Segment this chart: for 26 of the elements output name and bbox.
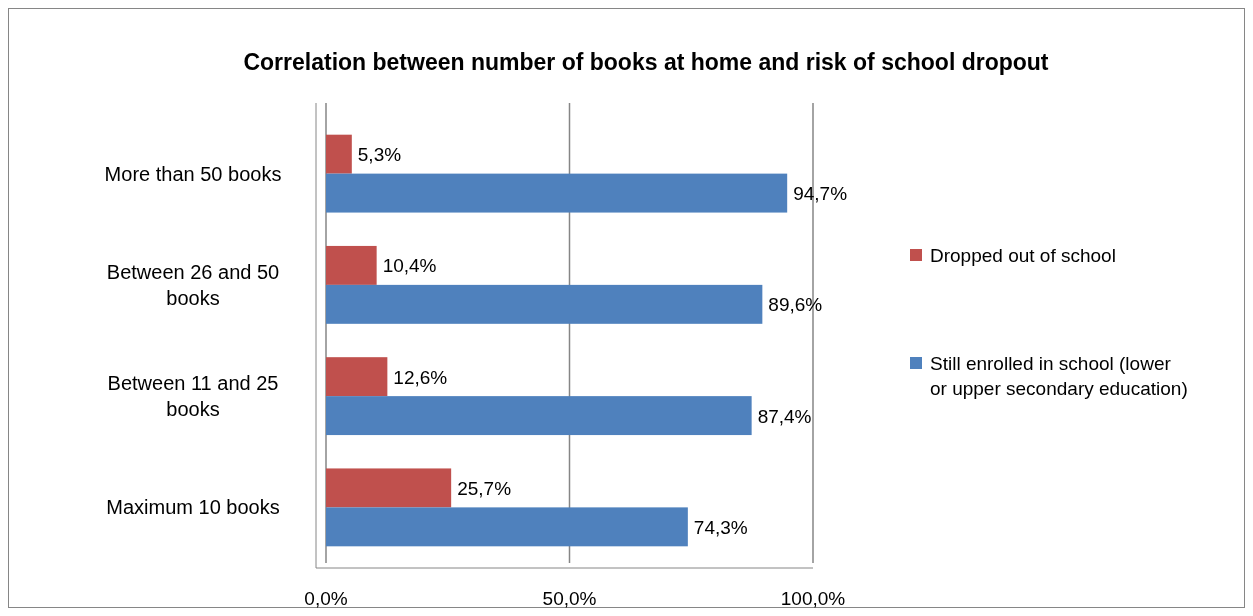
data-label: 89,6% [768, 294, 823, 316]
bar [326, 507, 688, 547]
x-tick-label: 100,0% [780, 588, 846, 609]
bar [326, 468, 452, 508]
bar [326, 134, 352, 174]
data-label: 25,7% [457, 477, 512, 499]
data-label: 5,3% [357, 144, 402, 166]
data-label: 12,6% [393, 366, 448, 388]
y-tick-label: More than 50 books [104, 162, 282, 185]
bar [326, 396, 752, 436]
bar [326, 173, 788, 213]
chart-title: Correlation between number of books at home and risk of school dropout [243, 49, 1049, 75]
data-label: 10,4% [382, 255, 437, 277]
data-label: 74,3% [693, 516, 748, 538]
data-label: 94,7% [793, 183, 848, 205]
y-tick-label: Maximum 10 books [106, 496, 280, 519]
y-tick-label: Between 11 and 25 books [107, 372, 279, 421]
data-label: 87,4% [757, 405, 812, 427]
bar [326, 357, 388, 397]
y-tick-label: Between 26 and 50 books [106, 260, 280, 309]
x-tick-label: 0,0% [304, 588, 348, 609]
legend-label: Still enrolled in school (lower or upper secondary education) [930, 353, 1188, 399]
bar [326, 284, 763, 324]
legend-label: Dropped out of school [930, 245, 1116, 266]
x-tick-label: 50,0% [542, 588, 597, 609]
bar [326, 245, 377, 285]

= = =

## Set problem
Reproduce the material above line for line, leaving out the picture.

## Answer
Segment this chart: for 26 of the elements output name and bbox.
data-label: 89,6% [768, 294, 823, 316]
bar [326, 507, 688, 547]
x-tick-label: 100,0% [780, 588, 846, 609]
bar [326, 468, 452, 508]
bar [326, 134, 352, 174]
data-label: 25,7% [457, 477, 512, 499]
data-label: 5,3% [357, 144, 402, 166]
data-label: 12,6% [393, 366, 448, 388]
y-tick-label: More than 50 books [104, 162, 282, 185]
bar [326, 396, 752, 436]
bar [326, 173, 788, 213]
chart-title: Correlation between number of books at home and risk of school dropout [243, 49, 1049, 75]
data-label: 10,4% [382, 255, 437, 277]
data-label: 74,3% [693, 516, 748, 538]
data-label: 94,7% [793, 183, 848, 205]
y-tick-label: Maximum 10 books [106, 496, 280, 519]
y-tick-label: Between 11 and 25 books [107, 372, 279, 421]
data-label: 87,4% [757, 405, 812, 427]
bar [326, 357, 388, 397]
y-tick-label: Between 26 and 50 books [106, 260, 280, 309]
x-tick-label: 0,0% [304, 588, 348, 609]
legend-label: Still enrolled in school (lower or upper secondary education) [930, 353, 1188, 399]
bar [326, 284, 763, 324]
legend-label: Dropped out of school [930, 245, 1116, 266]
x-tick-label: 50,0% [542, 588, 597, 609]
bar [326, 245, 377, 285]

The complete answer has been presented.